------ Document

Australia's referendum votes on a constitutional change, but nobody knows what it does
Who or what is actually going to speak with this "Voice"?
Australia goes to the polls on October 14 over whether to change its constitution, and the lunacy is mind-boggling.
Every morning I drive a bus to pay my bills, which makes it easy to ask ordinary people what they think it’s all about.
Here’s a sample:
“It’s to give Aboriginal people a bit more of a say, it’s no big deal.”
“It’s quite nuanced, you’ll have to see SBS to understand it.”
“It will create a division with Aboriginal people and then if they disagree with something it will go to the Supreme Court, and there is a Makarrata, and it will divide us and give special rights only to some people.”
“It’s so the UN will grab the land.”
Huh?
The reality becomes clear when you ignore the spin, craziness and propaganda, and look at the words of the proposed change.
Forget “In recognition of” - you don’t create new organs of government to recognise people. That’s just spin.
This creates a new government body at i), ii) and iii).
The Voice, according to the actual words, would be an organ of unknown powers, that may advise the government on indigenous affairs (but doesn’t have to).
We don’t know what its composition, functions, powers and procedures will be, because Parliament will make those laws later.
Perhaps Parliament will pass a law enabling The Voice to make regulations of its own. We don’t know.
It will advise the elected Parliament and, importantly, the unelected executive, which is the powerful departments and career bureaucrats that make up Permanent Canberra.
The Voice will be selected, not elected - so there is no guarantee it will give ordinary indigenous people any say in anything.
I am sure you can imagine exactly the type of person the government will select, and that is who will speak with The Voice.
Governments will select people whose views they like. That way they can do whatever they want while pretending to listen, even when ordinary indigenous people oppose them.
People who oppose the government won’t be The Voice.
In a nutshell, this referendum sets up a permanent organ of the state, cloaked by race, that Australians can’t vote for, but will pay for. It will have a lot of power in Canberra, and may not actually speak for indigenous people at all.
And all the rules come later.
The Rule of Law Education Centre notes that Australians should all be equal not just before the law but also before the makers of the law and those who apply the law.
Aboriginal people, like everyone else, are divided. Many don’t like the way this referendum has used them to stir up racial division, dragging old grievances out for political gain.
They have been used like wrapping paper on a box.
Ordinary people are, sadly, fooled by the wrapping and think this is about Aboriginal people. They are called racist if they want ‘no’, but it’s racist if they want ‘yes’. Most people just want it over.
For the people tricked into thinking it’s got anything to do with Aboriginal recognition, it all boils down to this: do you think there is such a thing as “good racism” - yes or no?
If you think “good racism” evens the score for past injustice and watch the ABC, then you’ll probably vote “Yes”.
If you think racism is always wrong, fuels resentment and creates more racism, then you will vote “No”.
Proud Aboriginal man and leading “No” campaigner Nyunggai Warren Mundine told the National Press Club on September 26 that he did not want racist “for your own good” constitutional segregation of Aboriginal people brought back.

------------
------ Data extract

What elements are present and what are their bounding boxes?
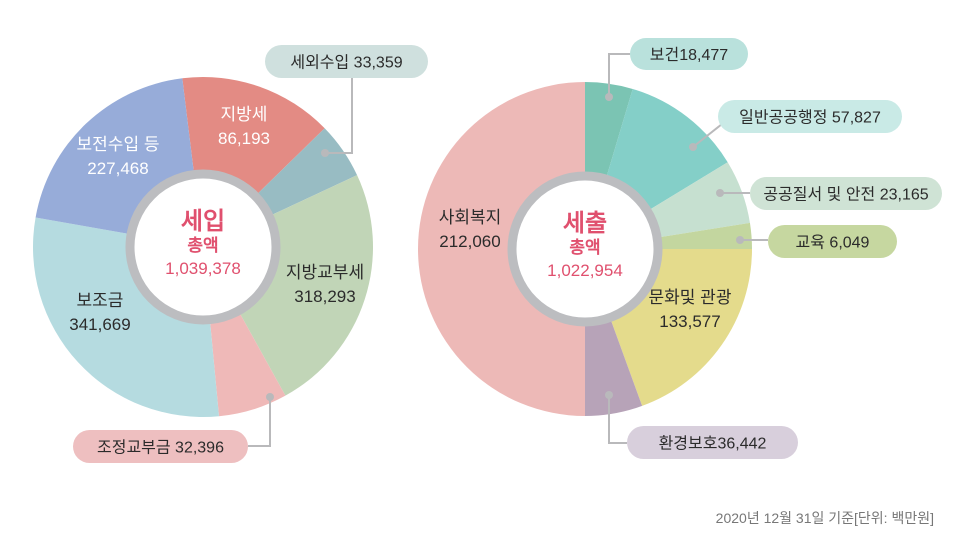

------------

_Required actions_:
A - The referendum article names the aspects of the Voice that Parliament will set by law later. List every one of them.
B - From the referendum article, set down word for word the part that opens with the words containing "Ordinary people are, sadly, fooled" and closes with "want it over.".

_Solutions per task_:
A -
- Composition
- Functions
- Powers
- Procedures

B -
Ordinary people are, sadly, fooled by the wrapping and think this is about Aboriginal people. They are called racist if they want ‘no’, but it’s racist if they want ‘yes’. Most people just want it over.